╭─ DATA FOR THE TASK
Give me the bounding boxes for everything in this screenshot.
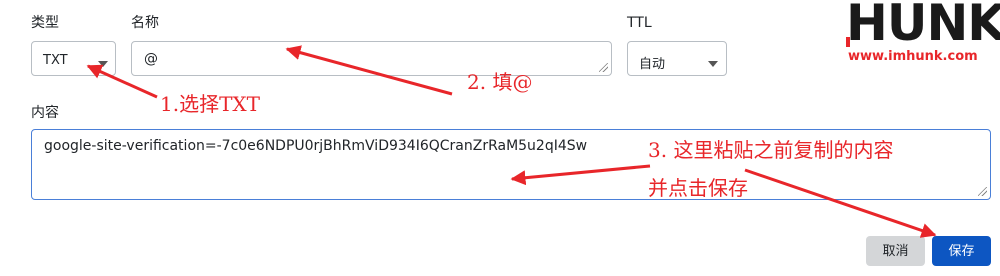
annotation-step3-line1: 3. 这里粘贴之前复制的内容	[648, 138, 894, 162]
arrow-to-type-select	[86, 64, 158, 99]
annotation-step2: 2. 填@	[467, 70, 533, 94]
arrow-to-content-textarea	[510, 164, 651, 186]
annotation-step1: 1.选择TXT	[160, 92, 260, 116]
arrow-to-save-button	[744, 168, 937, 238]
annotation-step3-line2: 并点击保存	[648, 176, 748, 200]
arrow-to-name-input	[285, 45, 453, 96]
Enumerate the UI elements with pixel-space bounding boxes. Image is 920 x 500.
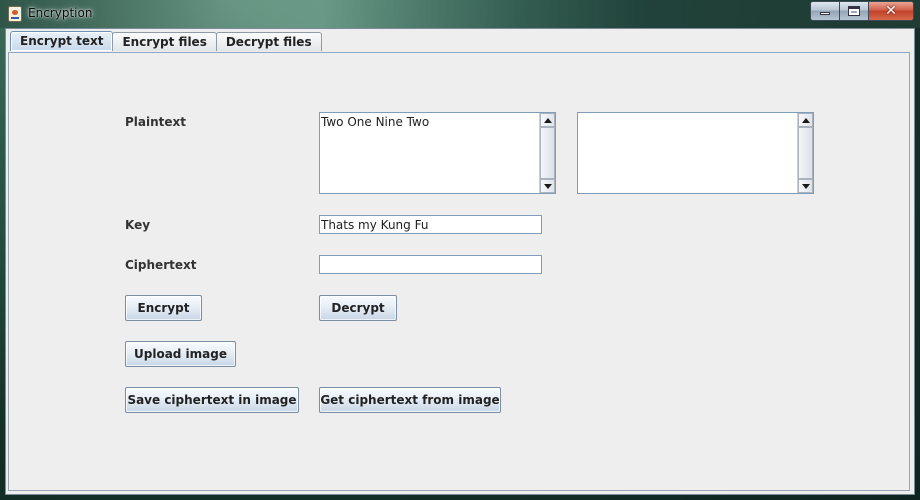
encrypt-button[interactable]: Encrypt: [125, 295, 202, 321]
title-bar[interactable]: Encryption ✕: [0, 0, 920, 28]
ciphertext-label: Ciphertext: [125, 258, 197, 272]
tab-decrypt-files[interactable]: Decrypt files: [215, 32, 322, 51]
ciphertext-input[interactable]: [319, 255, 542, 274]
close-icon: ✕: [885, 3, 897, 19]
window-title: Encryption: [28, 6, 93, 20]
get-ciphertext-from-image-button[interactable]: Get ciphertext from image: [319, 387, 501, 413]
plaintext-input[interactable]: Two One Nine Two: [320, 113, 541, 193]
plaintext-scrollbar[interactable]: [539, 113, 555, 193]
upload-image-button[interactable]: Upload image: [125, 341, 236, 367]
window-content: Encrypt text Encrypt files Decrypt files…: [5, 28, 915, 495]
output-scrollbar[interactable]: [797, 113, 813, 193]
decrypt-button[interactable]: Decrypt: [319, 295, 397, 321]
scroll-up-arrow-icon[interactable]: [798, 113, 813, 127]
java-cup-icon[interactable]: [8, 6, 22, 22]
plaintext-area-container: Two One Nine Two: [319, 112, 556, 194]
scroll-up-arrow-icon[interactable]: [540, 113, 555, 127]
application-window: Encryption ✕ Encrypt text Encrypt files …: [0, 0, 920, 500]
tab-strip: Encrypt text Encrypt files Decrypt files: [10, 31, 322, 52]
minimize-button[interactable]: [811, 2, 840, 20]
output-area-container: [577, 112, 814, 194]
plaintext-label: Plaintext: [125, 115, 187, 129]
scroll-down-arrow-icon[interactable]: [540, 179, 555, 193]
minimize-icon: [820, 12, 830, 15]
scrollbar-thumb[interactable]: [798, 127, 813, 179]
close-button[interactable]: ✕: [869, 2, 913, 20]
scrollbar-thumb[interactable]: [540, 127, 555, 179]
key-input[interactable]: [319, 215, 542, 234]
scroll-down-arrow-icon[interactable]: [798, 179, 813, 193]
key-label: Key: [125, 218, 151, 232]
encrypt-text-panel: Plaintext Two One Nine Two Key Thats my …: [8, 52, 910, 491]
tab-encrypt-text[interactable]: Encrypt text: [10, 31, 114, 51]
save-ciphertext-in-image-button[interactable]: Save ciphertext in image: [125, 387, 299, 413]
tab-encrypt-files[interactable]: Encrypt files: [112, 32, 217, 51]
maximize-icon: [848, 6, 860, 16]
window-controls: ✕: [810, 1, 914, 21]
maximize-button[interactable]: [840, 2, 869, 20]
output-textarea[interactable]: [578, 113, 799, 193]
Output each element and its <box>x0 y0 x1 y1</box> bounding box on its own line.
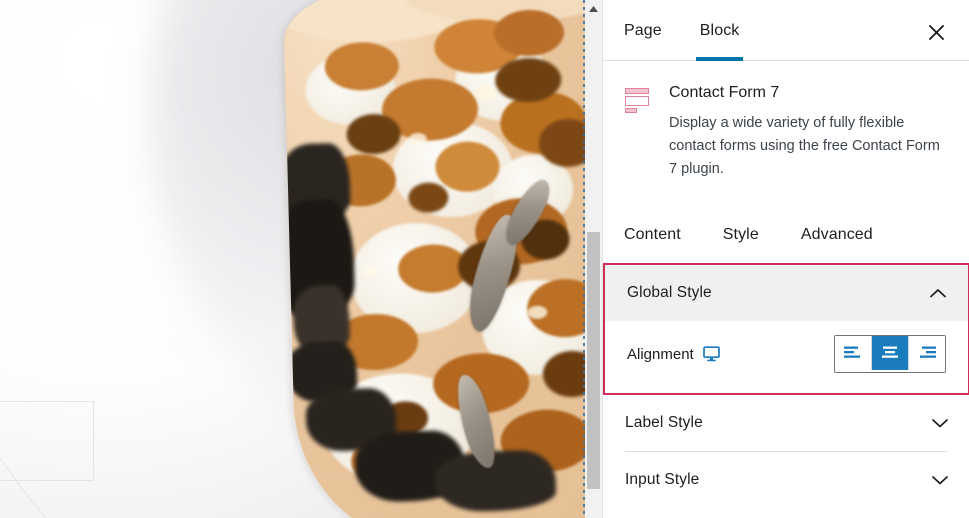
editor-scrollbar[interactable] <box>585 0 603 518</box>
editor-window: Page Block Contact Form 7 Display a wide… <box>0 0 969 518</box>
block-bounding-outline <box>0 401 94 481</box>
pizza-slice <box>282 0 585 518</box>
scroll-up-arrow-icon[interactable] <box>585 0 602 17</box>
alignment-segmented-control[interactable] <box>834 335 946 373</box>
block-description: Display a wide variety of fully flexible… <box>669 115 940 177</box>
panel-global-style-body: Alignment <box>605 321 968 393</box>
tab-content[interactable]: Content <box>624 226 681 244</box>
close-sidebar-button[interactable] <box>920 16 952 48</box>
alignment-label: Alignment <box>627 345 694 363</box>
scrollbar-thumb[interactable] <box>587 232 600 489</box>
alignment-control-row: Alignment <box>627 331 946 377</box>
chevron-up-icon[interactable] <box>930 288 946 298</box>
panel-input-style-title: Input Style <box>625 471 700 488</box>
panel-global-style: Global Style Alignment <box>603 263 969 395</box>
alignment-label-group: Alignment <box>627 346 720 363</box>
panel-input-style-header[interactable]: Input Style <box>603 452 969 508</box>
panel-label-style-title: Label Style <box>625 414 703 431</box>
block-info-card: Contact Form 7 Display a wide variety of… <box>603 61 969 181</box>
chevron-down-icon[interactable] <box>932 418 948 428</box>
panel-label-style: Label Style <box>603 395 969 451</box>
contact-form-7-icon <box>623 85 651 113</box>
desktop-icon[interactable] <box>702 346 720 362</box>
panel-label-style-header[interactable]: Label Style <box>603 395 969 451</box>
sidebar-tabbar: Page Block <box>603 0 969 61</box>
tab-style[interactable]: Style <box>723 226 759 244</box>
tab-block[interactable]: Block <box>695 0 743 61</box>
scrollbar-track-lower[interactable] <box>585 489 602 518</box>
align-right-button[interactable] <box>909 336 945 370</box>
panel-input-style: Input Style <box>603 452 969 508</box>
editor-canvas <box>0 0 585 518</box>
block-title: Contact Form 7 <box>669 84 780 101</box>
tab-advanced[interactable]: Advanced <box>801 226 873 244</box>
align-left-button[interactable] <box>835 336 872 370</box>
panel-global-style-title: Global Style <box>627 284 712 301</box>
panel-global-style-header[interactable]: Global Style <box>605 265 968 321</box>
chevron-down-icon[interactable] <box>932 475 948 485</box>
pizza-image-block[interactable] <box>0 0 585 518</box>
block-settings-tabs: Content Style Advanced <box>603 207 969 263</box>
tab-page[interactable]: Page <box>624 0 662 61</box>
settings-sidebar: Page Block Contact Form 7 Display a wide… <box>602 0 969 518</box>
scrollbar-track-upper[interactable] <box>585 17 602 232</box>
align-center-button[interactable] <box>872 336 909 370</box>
╰─
**EXERCISE OBJECTIVE**:
Write out all the data again, switching every "scroll-up-arrow-icon" to "scroll-up-icon" and keeping everything else the same. Leave out the pictures.

**THE REPLY**:
Give me the bounding boxes for everything in this screenshot.
annotation-step3-line1: 3. 这里粘贴之前复制的内容	[648, 138, 894, 162]
arrow-to-type-select	[86, 64, 158, 99]
annotation-step2: 2. 填@	[467, 70, 533, 94]
arrow-to-content-textarea	[510, 164, 651, 186]
annotation-step1: 1.选择TXT	[160, 92, 260, 116]
arrow-to-save-button	[744, 168, 937, 238]
annotation-step3-line2: 并点击保存	[648, 176, 748, 200]
arrow-to-name-input	[285, 45, 453, 96]
Enumerate the UI elements with pixel-space bounding boxes. Image is 920 x 500.
encrypt-button[interactable]: Encrypt: [125, 295, 202, 321]
title-bar[interactable]: Encryption ✕: [0, 0, 920, 28]
ciphertext-label: Ciphertext: [125, 258, 197, 272]
tab-decrypt-files[interactable]: Decrypt files: [215, 32, 322, 51]
ciphertext-input[interactable]: [319, 255, 542, 274]
close-icon: ✕: [885, 3, 897, 19]
window-title: Encryption: [28, 6, 93, 20]
get-ciphertext-from-image-button[interactable]: Get ciphertext from image: [319, 387, 501, 413]
plaintext-input[interactable]: Two One Nine Two: [320, 113, 541, 193]
plaintext-scrollbar[interactable]: [539, 113, 555, 193]
upload-image-button[interactable]: Upload image: [125, 341, 236, 367]
window-content: Encrypt text Encrypt files Decrypt files…: [5, 28, 915, 495]
output-scrollbar[interactable]: [797, 113, 813, 193]
decrypt-button[interactable]: Decrypt: [319, 295, 397, 321]
scroll-up-icon[interactable]: [798, 113, 813, 127]
java-cup-icon[interactable]: [8, 6, 22, 22]
plaintext-area-container: Two One Nine Two: [319, 112, 556, 194]
scroll-up-icon[interactable]: [540, 113, 555, 127]
application-window: Encryption ✕ Encrypt text Encrypt files …: [0, 0, 920, 500]
tab-strip: Encrypt text Encrypt files Decrypt files: [10, 31, 322, 52]
minimize-button[interactable]: [811, 2, 840, 20]
output-area-container: [577, 112, 814, 194]
plaintext-label: Plaintext: [125, 115, 187, 129]
scroll-down-arrow-icon[interactable]: [540, 179, 555, 193]
minimize-icon: [820, 12, 830, 15]
scrollbar-thumb[interactable]: [798, 127, 813, 179]
close-button[interactable]: ✕: [869, 2, 913, 20]
scrollbar-thumb[interactable]: [540, 127, 555, 179]
key-input[interactable]: [319, 215, 542, 234]
scroll-down-arrow-icon[interactable]: [798, 179, 813, 193]
key-label: Key: [125, 218, 151, 232]
encrypt-text-panel: Plaintext Two One Nine Two Key Thats my …: [8, 52, 910, 491]
tab-encrypt-text[interactable]: Encrypt text: [10, 31, 114, 51]
save-ciphertext-in-image-button[interactable]: Save ciphertext in image: [125, 387, 299, 413]
tab-encrypt-files[interactable]: Encrypt files: [112, 32, 217, 51]
maximize-icon: [848, 6, 860, 16]
window-controls: ✕: [810, 1, 914, 21]
maximize-button[interactable]: [840, 2, 869, 20]
output-textarea[interactable]: [578, 113, 799, 193]
Output each element and its <box>x0 y0 x1 y1</box> bounding box on its own line.
editor-scrollbar[interactable] <box>585 0 603 518</box>
editor-window: Page Block Contact Form 7 Display a wide… <box>0 0 969 518</box>
block-bounding-outline <box>0 401 94 481</box>
pizza-slice <box>282 0 585 518</box>
scroll-up-icon[interactable] <box>585 0 602 17</box>
alignment-segmented-control[interactable] <box>834 335 946 373</box>
block-description: Display a wide variety of fully flexible… <box>669 115 940 177</box>
panel-global-style-body: Alignment <box>605 321 968 393</box>
tab-content[interactable]: Content <box>624 226 681 244</box>
close-sidebar-button[interactable] <box>920 16 952 48</box>
alignment-label: Alignment <box>627 345 694 363</box>
scrollbar-thumb[interactable] <box>587 232 600 489</box>
alignment-control-row: Alignment <box>627 331 946 377</box>
chevron-up-icon[interactable] <box>930 288 946 298</box>
panel-input-style-title: Input Style <box>625 471 700 488</box>
panel-global-style: Global Style Alignment <box>603 263 969 395</box>
alignment-label-group: Alignment <box>627 346 720 363</box>
panel-input-style-header[interactable]: Input Style <box>603 452 969 508</box>
panel-label-style-title: Label Style <box>625 414 703 431</box>
block-info-card: Contact Form 7 Display a wide variety of… <box>603 61 969 181</box>
chevron-down-icon[interactable] <box>932 418 948 428</box>
panel-label-style: Label Style <box>603 395 969 451</box>
contact-form-7-icon <box>623 85 651 113</box>
desktop-icon[interactable] <box>702 346 720 362</box>
panel-label-style-header[interactable]: Label Style <box>603 395 969 451</box>
sidebar-tabbar: Page Block <box>603 0 969 61</box>
tab-style[interactable]: Style <box>723 226 759 244</box>
tab-block[interactable]: Block <box>695 0 743 61</box>
scrollbar-track-lower[interactable] <box>585 489 602 518</box>
align-right-button[interactable] <box>909 336 945 370</box>
panel-input-style: Input Style <box>603 452 969 508</box>
editor-canvas <box>0 0 585 518</box>
block-title: Contact Form 7 <box>669 84 780 101</box>
tab-advanced[interactable]: Advanced <box>801 226 873 244</box>
align-left-button[interactable] <box>835 336 872 370</box>
panel-global-style-title: Global Style <box>627 284 712 301</box>
panel-global-style-header[interactable]: Global Style <box>605 265 968 321</box>
chevron-down-icon[interactable] <box>932 475 948 485</box>
pizza-image-block[interactable] <box>0 0 585 518</box>
block-settings-tabs: Content Style Advanced <box>603 207 969 263</box>
tab-page[interactable]: Page <box>624 0 662 61</box>
settings-sidebar: Page Block Contact Form 7 Display a wide… <box>602 0 969 518</box>
scrollbar-track-upper[interactable] <box>585 17 602 232</box>
align-center-button[interactable] <box>872 336 909 370</box>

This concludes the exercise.